== WRITTEN REQUEST 1 ==
In the lunar dust article, condense the paragraph beginning "If humans want to set up camp on the moon" into fewer words while keeping its main facts.

== PASSAGE SHOWN ==

== == ==

Ever since humans first set foot on the moon in the 1960s, the long-term goal has been to establish a permanent base on our celestial companion. To make that possible, researchers have been looking for sustainable ways to live beyond Earth, ideally by using whatever resources are already available, like extracting water ice from the lunar surface.
Now, scientists at Ohio State University have taken a step toward building durable structures from artificial lunar dust. By melting simulated moon soil with a specialized 3D laser-printing method, they created small but extremely heat-resistant components. In the future, similar materials could be used to produce buildings and tools directly on the moon, reducing the need to haul heavy supplies from Earth and making missions more economical.
In their study, published in Acta Astronautica, the team tested the material under a range of environmental conditions to see how it might perform in space. The goal is to give astronauts technologies that are flexible, reliable, and efficient in unpredictable lunar settings.
Using Space Resources to Build Permanent Stations
If humans want to set up camp on the moon, it makes far more sense to build with local materials rather than ship everything from Earth. But developing In Situ Resource Utilization (ISRU) technology for long-term space missions isn’t easy. Systems must be engineered on Earth to withstand extreme space conditions, including vacuum, abrasive dust, and dramatic temperature swings.
“There are conditions that happen in space that are really hard to emulate in a simulant,” said senior study author Sarah Wolff, assistant professor in mechanical and aerospace engineering at Ohio State, in a press statement. “It may work in the lab, but in a resource-scarce environment, you have to try everything to maximize the flexibility of a machine for different scenarios.”
That’s why researchers are developing additive manufacturing systems designed to minimize the need for Earth-based materials and equipment. The fewer astronauts depend on resupply missions, the more flexible and efficient lunar operations can become.
Read More: Establishing a Moon Time Zone Could Benefit Future Missions to Mars
3D Printing With Simulated Lunar Dust
The Ohio State team focused on incorporating lunar dust — or rather a synthetic stand-in known as lunar regolith simulant — into future building processes. This artificial material mimics soil from the moon’s cratered highlands, which are rich in dark basaltic rock.

== == ==

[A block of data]

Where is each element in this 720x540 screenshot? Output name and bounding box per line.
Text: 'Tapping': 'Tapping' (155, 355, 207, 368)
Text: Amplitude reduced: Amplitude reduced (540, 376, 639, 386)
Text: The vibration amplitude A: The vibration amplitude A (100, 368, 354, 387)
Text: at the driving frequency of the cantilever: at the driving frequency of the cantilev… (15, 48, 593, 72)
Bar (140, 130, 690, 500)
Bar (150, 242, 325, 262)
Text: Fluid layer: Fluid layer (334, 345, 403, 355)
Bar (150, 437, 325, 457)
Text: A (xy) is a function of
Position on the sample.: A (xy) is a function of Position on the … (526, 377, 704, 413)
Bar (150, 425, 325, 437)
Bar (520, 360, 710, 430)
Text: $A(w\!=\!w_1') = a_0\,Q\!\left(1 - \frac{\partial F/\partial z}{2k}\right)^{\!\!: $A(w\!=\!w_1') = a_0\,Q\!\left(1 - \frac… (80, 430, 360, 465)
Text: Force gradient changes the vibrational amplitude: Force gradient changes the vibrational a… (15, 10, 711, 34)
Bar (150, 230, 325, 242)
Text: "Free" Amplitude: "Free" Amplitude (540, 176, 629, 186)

== == ==

== WRITTEN REQUEST 2 ==
Please transcribe the listing above line for line, with no changes.

== WORKED ANSWER 1 ==
Building a moon base from local materials makes more sense than shipping everything from Earth. However, In Situ Resource Utilization (ISRU) technology for long missions is hard to develop, because systems engineered on Earth must withstand vacuum, abrasive dust, and extreme temperature swings.

== WORKED ANSWER 2 ==
Where is each element in this 720x540 screenshot? Output name and bounding box per line.
Text: 'Tapping': 'Tapping' (155, 355, 207, 368)
Text: Amplitude reduced: Amplitude reduced (540, 376, 639, 386)
Text: The vibration amplitude A: The vibration amplitude A (100, 368, 354, 387)
Text: at the driving frequency of the cantilever: at the driving frequency of the cantilev… (15, 48, 593, 72)
Bar (140, 130, 690, 500)
Bar (150, 242, 325, 262)
Text: Fluid layer: Fluid layer (334, 345, 403, 355)
Bar (150, 437, 325, 457)
Text: A (xy) is a function of
Position on the sample.: A (xy) is a function of Position on the … (526, 377, 704, 413)
Bar (150, 425, 325, 437)
Bar (520, 360, 710, 430)
Text: $A(w\!=\!w_1') = a_0\,Q\!\left(1 - \frac{\partial F/\partial z}{2k}\right)^{\!\!: $A(w\!=\!w_1') = a_0\,Q\!\left(1 - \frac… (80, 430, 360, 465)
Text: Force gradient changes the vibrational amplitude: Force gradient changes the vibrational a… (15, 10, 711, 34)
Bar (150, 230, 325, 242)
Text: "Free" Amplitude: "Free" Amplitude (540, 176, 629, 186)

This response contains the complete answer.